(Records from a data source)
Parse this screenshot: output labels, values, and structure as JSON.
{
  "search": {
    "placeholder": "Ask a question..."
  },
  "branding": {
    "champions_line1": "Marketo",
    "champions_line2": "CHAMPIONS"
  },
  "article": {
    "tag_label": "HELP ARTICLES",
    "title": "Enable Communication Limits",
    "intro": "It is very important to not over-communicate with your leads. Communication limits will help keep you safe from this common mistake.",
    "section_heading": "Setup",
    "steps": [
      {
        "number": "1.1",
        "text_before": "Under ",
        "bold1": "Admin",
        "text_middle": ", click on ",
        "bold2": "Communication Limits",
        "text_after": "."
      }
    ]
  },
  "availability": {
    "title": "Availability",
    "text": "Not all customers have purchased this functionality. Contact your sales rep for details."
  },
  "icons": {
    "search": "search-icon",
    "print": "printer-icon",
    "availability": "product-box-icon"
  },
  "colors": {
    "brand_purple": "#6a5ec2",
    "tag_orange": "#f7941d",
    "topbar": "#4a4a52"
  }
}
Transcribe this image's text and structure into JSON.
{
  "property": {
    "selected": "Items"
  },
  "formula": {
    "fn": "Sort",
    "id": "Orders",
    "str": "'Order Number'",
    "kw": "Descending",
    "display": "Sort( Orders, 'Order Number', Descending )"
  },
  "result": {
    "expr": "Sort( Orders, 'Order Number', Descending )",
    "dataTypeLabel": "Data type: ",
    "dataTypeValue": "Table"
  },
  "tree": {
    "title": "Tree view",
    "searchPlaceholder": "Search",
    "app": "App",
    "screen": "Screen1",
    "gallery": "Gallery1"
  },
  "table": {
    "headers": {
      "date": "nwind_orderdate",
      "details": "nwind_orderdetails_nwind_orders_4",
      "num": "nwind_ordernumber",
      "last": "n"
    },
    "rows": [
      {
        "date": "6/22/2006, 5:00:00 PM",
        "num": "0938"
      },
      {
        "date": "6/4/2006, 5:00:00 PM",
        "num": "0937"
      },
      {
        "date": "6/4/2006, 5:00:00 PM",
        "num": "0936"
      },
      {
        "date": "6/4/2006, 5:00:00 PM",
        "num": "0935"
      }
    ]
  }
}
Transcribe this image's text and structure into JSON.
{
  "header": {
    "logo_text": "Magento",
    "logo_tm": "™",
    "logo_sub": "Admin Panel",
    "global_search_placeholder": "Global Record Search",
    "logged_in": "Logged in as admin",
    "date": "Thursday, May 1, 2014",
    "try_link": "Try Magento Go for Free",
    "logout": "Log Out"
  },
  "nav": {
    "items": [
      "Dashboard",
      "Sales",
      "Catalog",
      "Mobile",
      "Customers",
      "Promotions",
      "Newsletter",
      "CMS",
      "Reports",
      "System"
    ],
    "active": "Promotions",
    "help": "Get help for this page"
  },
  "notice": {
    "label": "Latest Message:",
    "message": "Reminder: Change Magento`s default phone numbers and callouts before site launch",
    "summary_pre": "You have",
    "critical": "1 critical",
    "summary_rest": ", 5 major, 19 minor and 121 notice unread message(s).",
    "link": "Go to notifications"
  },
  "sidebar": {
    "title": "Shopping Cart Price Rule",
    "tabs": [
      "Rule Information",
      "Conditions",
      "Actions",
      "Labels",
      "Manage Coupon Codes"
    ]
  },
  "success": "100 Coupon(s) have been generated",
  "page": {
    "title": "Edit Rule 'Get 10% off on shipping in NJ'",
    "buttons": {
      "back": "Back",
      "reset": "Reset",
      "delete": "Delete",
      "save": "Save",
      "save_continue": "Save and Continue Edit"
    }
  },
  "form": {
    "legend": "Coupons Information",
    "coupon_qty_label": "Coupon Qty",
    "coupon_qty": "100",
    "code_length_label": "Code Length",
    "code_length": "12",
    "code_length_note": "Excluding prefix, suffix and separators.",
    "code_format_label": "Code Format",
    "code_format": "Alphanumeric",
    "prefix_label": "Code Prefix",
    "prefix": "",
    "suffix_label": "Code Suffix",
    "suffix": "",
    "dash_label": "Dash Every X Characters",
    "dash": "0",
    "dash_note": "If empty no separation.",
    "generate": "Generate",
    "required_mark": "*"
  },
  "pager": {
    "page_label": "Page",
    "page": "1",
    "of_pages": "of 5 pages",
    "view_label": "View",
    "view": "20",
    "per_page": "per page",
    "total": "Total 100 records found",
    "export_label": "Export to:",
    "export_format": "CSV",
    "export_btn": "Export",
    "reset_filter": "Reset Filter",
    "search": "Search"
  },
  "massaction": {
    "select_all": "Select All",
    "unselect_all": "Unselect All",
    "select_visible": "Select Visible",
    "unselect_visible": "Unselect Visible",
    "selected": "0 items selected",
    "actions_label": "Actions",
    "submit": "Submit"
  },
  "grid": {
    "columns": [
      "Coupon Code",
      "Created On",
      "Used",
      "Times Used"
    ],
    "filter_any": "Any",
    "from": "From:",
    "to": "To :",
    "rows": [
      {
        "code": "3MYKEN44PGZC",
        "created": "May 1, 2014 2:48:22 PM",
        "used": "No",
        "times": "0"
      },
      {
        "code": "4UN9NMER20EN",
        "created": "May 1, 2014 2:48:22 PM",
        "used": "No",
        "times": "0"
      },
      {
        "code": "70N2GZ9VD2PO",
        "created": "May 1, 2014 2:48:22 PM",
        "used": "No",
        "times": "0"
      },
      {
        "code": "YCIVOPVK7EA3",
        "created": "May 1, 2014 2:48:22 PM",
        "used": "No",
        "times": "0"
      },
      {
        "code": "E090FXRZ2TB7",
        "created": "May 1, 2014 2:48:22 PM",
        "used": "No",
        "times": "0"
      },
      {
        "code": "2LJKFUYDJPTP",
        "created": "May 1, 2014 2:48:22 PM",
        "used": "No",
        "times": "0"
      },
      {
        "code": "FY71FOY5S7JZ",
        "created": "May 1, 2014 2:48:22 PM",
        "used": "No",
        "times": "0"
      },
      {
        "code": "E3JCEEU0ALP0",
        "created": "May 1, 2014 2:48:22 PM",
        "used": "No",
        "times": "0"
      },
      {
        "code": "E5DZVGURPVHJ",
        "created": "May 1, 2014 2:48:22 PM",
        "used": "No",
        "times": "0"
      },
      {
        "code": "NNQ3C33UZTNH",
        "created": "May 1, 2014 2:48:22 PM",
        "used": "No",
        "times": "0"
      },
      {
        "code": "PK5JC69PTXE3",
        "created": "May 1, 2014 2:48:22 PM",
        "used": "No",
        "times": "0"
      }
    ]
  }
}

◆ **DIRECTION**
Among the lines of the material, find those that hold the word "notice" and copy them.

◆ **COMPLETED TASK**
  "notice": {
    "summary_rest": ", 5 major, 19 minor and 121 notice unread message(s).",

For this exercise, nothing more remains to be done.